> Instruction
Copy whichever lines contain the string "Jean".

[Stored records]
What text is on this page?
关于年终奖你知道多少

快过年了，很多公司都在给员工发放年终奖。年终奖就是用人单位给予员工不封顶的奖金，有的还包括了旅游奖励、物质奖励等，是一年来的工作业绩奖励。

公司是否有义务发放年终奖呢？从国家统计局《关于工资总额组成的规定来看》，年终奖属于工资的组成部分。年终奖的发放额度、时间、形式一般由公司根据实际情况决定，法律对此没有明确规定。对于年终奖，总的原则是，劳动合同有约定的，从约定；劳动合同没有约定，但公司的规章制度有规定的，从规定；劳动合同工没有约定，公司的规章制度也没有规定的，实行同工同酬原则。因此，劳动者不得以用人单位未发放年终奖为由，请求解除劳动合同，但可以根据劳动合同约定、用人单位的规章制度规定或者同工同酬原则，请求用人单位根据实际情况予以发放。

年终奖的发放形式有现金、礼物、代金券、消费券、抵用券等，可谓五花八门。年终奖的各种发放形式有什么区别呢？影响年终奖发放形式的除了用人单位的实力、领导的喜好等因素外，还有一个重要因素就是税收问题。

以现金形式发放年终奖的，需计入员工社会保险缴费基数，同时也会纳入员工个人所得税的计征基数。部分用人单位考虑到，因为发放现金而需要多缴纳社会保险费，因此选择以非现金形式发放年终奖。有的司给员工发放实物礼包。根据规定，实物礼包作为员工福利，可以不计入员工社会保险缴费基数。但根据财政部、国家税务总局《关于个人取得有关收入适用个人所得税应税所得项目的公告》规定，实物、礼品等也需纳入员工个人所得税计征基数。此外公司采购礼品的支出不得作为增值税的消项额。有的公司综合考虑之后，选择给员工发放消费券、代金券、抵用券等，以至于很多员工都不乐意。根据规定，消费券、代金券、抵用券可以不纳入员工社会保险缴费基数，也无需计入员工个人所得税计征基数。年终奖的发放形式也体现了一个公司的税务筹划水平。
...
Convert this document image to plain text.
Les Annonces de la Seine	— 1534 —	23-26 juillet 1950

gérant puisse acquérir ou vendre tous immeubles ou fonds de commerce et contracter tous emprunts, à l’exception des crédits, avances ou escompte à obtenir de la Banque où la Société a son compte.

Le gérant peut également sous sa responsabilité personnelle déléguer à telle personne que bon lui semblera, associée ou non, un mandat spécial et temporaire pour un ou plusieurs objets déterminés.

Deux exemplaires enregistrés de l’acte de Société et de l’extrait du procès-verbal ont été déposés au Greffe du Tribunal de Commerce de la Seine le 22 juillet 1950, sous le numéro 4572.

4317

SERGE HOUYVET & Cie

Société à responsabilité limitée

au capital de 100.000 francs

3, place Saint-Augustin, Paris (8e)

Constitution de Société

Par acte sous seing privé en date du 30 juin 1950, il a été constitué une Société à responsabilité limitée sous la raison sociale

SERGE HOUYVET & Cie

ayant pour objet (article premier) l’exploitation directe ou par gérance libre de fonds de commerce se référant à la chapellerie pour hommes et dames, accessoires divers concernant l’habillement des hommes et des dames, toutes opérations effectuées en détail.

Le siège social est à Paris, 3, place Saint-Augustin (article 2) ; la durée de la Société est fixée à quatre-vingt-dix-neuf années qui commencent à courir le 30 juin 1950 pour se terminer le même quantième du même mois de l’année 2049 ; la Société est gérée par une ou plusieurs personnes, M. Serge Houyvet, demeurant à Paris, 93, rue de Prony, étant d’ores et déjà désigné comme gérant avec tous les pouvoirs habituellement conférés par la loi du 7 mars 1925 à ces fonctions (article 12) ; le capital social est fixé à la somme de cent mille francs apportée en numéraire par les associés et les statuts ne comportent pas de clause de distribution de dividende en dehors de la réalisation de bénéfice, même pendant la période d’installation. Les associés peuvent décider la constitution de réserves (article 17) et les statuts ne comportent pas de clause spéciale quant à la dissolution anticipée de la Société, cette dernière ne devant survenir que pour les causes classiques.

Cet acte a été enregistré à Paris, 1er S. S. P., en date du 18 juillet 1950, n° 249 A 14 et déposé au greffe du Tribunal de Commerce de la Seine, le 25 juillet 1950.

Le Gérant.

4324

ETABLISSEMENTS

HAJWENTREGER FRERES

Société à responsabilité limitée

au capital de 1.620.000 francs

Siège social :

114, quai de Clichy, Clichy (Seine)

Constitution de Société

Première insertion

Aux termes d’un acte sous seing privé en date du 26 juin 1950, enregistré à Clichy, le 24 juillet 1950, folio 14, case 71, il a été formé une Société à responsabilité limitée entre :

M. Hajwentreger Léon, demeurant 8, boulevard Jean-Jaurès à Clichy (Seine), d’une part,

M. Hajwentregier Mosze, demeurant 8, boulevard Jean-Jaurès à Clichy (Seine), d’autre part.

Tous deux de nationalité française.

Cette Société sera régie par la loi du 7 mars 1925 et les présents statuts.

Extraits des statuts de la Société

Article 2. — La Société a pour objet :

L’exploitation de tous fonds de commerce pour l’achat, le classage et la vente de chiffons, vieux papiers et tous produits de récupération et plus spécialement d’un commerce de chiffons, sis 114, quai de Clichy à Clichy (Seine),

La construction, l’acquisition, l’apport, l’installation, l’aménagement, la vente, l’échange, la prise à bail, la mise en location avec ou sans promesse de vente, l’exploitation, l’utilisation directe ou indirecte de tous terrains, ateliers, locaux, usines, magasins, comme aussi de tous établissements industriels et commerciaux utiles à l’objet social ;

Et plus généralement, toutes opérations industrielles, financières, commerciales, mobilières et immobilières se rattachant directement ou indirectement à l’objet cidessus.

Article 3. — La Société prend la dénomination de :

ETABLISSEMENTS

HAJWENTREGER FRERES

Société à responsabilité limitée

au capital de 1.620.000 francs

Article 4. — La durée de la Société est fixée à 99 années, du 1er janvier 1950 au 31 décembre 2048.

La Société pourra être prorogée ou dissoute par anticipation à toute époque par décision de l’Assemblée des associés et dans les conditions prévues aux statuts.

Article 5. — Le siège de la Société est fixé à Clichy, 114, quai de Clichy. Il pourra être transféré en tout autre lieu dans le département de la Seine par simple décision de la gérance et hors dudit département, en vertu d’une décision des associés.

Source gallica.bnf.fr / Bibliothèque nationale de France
...
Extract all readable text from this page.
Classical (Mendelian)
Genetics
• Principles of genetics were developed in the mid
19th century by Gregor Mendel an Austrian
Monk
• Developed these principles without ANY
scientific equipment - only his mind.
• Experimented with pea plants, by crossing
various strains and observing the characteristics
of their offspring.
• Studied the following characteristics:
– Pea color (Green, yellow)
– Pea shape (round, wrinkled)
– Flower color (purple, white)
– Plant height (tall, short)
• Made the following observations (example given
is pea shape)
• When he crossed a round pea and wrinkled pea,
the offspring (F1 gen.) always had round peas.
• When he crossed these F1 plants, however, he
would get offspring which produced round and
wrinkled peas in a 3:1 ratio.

> Reply
M. Hajwentreger Léon, demeurant 8, boulevard Jean-Jaurès à Clichy (Seine), d’une part,
M. Hajwentregier Mosze, demeurant 8, boulevard Jean-Jaurès à Clichy (Seine), d’autre part.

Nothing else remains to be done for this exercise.